[PROBLEM TO SOLVE]
Locate the line containing "Decode this image", then please write out that line and all the lines below it in the entries exactly.

##### MATERIAL #####

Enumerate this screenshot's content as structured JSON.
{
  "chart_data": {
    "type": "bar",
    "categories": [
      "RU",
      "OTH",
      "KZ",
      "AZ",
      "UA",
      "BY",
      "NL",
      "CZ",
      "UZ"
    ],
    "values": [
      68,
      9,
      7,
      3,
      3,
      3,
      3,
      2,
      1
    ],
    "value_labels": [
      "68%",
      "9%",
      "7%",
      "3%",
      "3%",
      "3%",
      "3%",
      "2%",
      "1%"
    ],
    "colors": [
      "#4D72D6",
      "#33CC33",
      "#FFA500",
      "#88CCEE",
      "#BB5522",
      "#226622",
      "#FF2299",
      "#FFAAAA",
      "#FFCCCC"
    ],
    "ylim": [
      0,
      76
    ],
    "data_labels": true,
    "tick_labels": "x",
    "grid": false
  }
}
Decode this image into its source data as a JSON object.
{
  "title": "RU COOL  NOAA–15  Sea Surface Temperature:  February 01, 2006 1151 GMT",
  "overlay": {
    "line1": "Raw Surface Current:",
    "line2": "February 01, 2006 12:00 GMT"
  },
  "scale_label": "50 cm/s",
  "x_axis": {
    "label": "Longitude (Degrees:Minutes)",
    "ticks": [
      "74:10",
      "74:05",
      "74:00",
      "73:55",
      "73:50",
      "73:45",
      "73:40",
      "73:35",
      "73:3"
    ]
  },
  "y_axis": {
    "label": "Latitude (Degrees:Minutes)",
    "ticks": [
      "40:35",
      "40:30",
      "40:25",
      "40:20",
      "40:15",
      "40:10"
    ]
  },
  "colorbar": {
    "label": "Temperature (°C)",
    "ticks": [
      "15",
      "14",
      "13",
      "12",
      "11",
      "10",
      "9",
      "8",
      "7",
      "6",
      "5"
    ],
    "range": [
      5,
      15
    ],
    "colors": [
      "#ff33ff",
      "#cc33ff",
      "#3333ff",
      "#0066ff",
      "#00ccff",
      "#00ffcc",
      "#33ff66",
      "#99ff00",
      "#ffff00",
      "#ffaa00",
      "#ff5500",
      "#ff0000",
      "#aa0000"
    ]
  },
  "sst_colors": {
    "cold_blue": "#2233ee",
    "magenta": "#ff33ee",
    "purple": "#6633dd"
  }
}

#####

[FULL SOLUTION]
Decode this image into its source data as a JSON object.
{
  "title": "RU COOL  NOAA–15  Sea Surface Temperature:  February 01, 2006 1151 GMT",
  "overlay": {
    "line1": "Raw Surface Current:",
    "line2": "February 01, 2006 12:00 GMT"
  },
  "scale_label": "50 cm/s",
  "x_axis": {
    "label": "Longitude (Degrees:Minutes)",
    "ticks": [
      "74:10",
      "74:05",
      "74:00",
      "73:55",
      "73:50",
      "73:45",
      "73:40",
      "73:35",
      "73:3"
    ]
  },
  "y_axis": {
    "label": "Latitude (Degrees:Minutes)",
    "ticks": [
      "40:35",
      "40:30",
      "40:25",
      "40:20",
      "40:15",
      "40:10"
    ]
  },
  "colorbar": {
    "label": "Temperature (°C)",
    "ticks": [
      "15",
      "14",
      "13",
      "12",
      "11",
      "10",
      "9",
      "8",
      "7",
      "6",
      "5"
    ],
    "range": [
      5,
      15
    ],
    "colors": [
      "#ff33ff",
      "#cc33ff",
      "#3333ff",
      "#0066ff",
      "#00ccff",
      "#00ffcc",
      "#33ff66",
      "#99ff00",
      "#ffff00",
      "#ffaa00",
      "#ff5500",
      "#ff0000",
      "#aa0000"
    ]
  },
  "sst_colors": {
    "cold_blue": "#2233ee",
    "magenta": "#ff33ee",
    "purple": "#6633dd"
  }
}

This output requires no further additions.